### [Records to process]
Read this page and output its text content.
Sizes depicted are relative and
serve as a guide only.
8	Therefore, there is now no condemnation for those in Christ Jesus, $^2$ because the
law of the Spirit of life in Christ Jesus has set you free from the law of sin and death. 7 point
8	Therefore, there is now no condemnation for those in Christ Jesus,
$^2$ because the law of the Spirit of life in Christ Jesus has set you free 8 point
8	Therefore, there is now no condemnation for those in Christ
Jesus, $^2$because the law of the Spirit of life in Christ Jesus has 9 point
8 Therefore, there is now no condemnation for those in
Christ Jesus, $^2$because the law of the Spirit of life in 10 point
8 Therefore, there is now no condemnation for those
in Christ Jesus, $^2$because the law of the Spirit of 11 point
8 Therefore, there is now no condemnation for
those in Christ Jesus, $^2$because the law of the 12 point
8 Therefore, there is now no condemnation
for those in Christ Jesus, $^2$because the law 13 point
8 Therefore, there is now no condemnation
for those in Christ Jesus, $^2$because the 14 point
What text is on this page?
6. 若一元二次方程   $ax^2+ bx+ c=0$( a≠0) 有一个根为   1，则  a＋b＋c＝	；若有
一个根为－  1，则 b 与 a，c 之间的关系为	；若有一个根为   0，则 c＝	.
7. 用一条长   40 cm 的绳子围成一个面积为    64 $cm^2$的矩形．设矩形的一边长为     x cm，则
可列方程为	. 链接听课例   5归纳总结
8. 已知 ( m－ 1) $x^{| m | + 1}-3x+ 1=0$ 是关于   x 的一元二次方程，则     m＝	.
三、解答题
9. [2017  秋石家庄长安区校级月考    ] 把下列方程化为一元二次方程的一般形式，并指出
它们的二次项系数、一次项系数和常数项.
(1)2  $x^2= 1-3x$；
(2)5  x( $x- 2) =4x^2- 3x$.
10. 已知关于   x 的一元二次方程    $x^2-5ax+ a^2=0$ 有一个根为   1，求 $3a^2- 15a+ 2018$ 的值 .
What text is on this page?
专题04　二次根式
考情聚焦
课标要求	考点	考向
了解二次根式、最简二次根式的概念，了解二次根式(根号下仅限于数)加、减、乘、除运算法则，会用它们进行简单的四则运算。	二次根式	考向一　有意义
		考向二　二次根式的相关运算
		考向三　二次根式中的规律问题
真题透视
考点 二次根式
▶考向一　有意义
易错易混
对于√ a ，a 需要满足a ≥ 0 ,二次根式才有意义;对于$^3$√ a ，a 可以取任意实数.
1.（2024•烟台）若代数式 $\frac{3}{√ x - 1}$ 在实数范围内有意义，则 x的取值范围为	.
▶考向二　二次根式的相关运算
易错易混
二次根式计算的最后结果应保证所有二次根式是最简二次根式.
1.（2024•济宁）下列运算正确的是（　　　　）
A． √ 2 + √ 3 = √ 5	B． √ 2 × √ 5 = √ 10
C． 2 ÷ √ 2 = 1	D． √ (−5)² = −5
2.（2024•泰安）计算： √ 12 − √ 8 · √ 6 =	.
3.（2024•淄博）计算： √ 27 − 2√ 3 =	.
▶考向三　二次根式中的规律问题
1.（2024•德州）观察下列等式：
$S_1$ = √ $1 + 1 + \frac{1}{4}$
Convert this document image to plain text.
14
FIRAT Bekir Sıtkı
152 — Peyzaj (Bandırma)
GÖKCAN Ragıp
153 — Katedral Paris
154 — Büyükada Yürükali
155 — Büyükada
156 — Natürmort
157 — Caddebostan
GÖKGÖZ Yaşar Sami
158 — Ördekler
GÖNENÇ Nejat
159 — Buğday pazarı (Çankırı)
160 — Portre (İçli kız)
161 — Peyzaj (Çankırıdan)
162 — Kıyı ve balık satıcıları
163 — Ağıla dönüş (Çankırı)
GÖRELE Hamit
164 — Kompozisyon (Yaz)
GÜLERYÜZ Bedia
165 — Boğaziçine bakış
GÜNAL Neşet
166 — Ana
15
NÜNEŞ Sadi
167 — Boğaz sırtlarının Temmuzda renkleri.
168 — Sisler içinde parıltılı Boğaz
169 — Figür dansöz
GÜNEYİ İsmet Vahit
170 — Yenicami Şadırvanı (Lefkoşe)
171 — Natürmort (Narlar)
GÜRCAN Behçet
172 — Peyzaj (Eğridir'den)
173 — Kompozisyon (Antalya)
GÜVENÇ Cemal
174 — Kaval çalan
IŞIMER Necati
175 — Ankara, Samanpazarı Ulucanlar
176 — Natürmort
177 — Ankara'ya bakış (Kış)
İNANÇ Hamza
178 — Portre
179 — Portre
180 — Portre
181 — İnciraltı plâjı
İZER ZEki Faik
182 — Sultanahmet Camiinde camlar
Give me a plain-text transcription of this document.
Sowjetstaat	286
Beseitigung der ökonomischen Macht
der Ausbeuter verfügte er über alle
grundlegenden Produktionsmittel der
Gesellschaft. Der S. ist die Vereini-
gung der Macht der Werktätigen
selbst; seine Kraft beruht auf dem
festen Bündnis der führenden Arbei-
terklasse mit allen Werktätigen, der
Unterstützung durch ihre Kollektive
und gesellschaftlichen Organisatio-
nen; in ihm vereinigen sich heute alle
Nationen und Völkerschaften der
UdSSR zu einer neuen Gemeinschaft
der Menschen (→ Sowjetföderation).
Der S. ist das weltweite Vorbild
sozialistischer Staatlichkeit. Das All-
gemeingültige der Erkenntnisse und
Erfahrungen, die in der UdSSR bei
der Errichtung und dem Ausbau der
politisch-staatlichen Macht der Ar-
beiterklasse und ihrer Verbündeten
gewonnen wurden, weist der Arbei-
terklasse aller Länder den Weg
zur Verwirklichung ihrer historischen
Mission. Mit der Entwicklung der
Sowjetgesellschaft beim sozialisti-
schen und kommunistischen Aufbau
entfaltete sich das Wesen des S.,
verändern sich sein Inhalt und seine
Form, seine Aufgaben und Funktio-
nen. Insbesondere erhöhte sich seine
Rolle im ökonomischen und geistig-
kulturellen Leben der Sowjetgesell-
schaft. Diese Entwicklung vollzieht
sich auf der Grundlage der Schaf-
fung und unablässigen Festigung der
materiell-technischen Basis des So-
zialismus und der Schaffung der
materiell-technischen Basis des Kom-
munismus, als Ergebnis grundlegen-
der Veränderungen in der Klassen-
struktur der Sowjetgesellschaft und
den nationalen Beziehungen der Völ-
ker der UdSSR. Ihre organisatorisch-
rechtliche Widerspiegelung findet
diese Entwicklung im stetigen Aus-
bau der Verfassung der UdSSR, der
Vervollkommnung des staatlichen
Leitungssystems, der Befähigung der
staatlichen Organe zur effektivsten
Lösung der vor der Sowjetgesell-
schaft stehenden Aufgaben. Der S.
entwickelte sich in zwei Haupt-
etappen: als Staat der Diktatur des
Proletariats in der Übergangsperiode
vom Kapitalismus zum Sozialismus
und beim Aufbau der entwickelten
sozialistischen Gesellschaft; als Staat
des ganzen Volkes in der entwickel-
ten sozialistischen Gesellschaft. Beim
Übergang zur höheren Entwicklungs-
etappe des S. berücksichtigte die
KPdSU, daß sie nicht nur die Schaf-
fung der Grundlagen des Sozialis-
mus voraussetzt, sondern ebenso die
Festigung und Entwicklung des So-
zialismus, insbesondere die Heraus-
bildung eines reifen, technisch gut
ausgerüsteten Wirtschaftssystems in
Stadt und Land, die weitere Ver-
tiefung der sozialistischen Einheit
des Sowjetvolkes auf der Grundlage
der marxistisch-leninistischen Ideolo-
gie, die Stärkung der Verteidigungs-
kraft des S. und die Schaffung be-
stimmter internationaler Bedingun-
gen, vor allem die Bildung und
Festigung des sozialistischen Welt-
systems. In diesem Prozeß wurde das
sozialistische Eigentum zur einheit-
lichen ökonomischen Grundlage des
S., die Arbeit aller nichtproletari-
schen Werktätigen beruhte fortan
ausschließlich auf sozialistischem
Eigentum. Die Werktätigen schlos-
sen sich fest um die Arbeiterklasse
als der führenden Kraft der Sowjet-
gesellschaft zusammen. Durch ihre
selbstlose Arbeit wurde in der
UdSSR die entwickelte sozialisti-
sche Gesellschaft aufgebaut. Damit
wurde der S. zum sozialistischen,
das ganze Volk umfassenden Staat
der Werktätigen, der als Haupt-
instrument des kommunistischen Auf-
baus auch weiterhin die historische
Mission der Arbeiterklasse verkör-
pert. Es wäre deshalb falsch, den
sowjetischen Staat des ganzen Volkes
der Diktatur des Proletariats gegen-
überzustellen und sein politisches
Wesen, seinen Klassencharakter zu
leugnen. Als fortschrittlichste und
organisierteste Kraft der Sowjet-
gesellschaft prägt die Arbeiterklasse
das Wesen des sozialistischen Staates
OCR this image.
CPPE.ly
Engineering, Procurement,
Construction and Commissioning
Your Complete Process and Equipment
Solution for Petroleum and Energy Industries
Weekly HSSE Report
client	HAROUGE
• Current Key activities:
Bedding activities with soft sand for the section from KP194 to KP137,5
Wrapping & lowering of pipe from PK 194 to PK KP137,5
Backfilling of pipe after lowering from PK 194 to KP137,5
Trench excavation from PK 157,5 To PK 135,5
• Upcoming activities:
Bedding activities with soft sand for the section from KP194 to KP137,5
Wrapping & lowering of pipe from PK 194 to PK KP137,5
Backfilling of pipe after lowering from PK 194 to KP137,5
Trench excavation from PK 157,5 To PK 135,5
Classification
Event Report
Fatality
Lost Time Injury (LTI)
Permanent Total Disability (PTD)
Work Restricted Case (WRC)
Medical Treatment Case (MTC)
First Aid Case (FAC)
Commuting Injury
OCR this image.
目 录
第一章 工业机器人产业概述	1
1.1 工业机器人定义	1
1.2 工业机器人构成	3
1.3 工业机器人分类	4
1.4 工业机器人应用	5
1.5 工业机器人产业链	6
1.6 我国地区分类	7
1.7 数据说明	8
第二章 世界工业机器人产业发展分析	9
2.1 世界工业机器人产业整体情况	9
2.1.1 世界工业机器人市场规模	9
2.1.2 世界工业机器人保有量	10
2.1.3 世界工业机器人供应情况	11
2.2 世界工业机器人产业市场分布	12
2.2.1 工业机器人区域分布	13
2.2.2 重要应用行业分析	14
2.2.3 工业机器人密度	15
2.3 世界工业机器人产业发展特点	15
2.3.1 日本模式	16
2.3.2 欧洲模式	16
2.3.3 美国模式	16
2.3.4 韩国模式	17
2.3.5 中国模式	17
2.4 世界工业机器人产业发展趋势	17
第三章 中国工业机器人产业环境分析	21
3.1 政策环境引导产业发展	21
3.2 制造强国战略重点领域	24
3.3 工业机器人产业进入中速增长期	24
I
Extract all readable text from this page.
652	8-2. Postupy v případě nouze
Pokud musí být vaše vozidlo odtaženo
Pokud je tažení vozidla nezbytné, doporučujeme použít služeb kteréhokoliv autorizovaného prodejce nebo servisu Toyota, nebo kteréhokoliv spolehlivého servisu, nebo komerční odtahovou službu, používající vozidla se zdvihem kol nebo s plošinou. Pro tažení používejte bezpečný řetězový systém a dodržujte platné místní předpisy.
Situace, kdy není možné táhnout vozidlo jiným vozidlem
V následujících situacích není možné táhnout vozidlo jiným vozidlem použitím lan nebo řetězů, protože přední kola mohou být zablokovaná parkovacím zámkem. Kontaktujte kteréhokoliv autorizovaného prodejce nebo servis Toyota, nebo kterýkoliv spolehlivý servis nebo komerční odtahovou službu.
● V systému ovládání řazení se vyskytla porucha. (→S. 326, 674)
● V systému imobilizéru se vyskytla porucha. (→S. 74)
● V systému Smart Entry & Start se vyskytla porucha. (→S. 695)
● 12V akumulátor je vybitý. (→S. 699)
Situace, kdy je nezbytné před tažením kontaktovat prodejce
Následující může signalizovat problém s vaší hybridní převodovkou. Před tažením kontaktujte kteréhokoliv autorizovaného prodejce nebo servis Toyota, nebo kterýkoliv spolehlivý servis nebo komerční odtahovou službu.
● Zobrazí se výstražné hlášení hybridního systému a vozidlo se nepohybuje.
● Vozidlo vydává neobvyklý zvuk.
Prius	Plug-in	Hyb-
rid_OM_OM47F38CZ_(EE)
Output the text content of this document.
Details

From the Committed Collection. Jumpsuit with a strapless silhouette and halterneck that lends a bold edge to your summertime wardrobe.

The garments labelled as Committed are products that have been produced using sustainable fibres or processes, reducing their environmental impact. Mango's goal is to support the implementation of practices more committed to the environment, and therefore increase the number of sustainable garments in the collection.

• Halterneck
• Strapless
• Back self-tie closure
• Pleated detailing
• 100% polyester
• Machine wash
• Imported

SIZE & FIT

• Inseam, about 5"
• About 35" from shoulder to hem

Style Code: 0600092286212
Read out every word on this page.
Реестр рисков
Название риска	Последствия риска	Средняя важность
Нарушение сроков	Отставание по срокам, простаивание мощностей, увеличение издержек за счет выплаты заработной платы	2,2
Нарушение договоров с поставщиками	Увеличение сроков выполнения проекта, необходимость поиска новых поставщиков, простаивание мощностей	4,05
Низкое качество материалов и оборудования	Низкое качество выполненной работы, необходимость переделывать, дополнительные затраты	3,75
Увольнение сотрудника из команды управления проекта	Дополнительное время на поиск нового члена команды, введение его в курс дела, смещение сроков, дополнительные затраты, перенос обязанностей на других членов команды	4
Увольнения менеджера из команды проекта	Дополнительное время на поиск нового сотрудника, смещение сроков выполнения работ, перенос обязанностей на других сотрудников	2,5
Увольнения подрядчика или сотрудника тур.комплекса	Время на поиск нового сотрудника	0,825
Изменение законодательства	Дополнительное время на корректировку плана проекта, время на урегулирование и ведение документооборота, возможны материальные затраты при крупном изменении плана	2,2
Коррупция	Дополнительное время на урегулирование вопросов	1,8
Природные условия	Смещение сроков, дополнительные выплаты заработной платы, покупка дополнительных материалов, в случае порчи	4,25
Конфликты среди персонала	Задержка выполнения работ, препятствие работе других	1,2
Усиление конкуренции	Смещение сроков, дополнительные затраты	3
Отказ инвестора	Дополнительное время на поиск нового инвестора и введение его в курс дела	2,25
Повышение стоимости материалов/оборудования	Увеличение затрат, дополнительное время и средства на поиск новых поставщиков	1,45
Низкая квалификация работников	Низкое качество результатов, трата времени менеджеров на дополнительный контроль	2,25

### [What you should do]
What is the number of lines in this listing that contain the word "Diktatur"? Answer with that number and nothing else.

### [Solution]
2